Raw data:
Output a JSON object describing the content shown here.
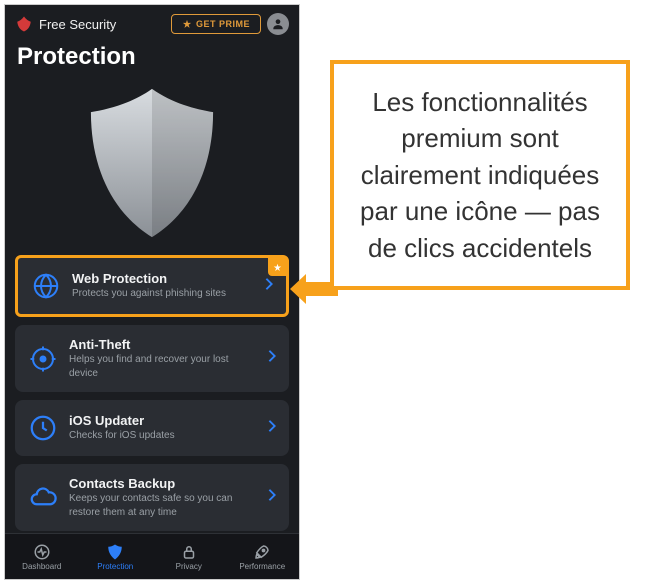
{
  "header": {
    "app_name": "Free Security",
    "prime_label": "GET PRIME"
  },
  "page_title": "Protection",
  "items": [
    {
      "title": "Web Protection",
      "subtitle": "Protects you against phishing sites",
      "premium": true,
      "highlighted": true,
      "icon": "globe"
    },
    {
      "title": "Anti-Theft",
      "subtitle": "Helps you find and recover your lost device",
      "icon": "target"
    },
    {
      "title": "iOS Updater",
      "subtitle": "Checks for iOS updates",
      "icon": "refresh"
    },
    {
      "title": "Contacts Backup",
      "subtitle": "Keeps your contacts safe so you can restore them at any time",
      "icon": "cloud"
    }
  ],
  "tabs": [
    {
      "label": "Dashboard",
      "icon": "pulse"
    },
    {
      "label": "Protection",
      "icon": "shield",
      "active": true
    },
    {
      "label": "Privacy",
      "icon": "lock"
    },
    {
      "label": "Performance",
      "icon": "rocket"
    }
  ],
  "callout_text": "Les fonctionnalités premium sont clairement indiquées par une icône — pas de clics accidentels"
}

Exercise instructions: Repeat the material above in full and unchanged, minus its images.

Solution to this exercise:
Output a JSON object describing the content shown here.
{
  "header": {
    "app_name": "Free Security",
    "prime_label": "GET PRIME"
  },
  "page_title": "Protection",
  "items": [
    {
      "title": "Web Protection",
      "subtitle": "Protects you against phishing sites",
      "premium": true,
      "highlighted": true,
      "icon": "globe"
    },
    {
      "title": "Anti-Theft",
      "subtitle": "Helps you find and recover your lost device",
      "icon": "target"
    },
    {
      "title": "iOS Updater",
      "subtitle": "Checks for iOS updates",
      "icon": "refresh"
    },
    {
      "title": "Contacts Backup",
      "subtitle": "Keeps your contacts safe so you can restore them at any time",
      "icon": "cloud"
    }
  ],
  "tabs": [
    {
      "label": "Dashboard",
      "icon": "pulse"
    },
    {
      "label": "Protection",
      "icon": "shield",
      "active": true
    },
    {
      "label": "Privacy",
      "icon": "lock"
    },
    {
      "label": "Performance",
      "icon": "rocket"
    }
  ],
  "callout_text": "Les fonctionnalités premium sont clairement indiquées par une icône — pas de clics accidentels"
}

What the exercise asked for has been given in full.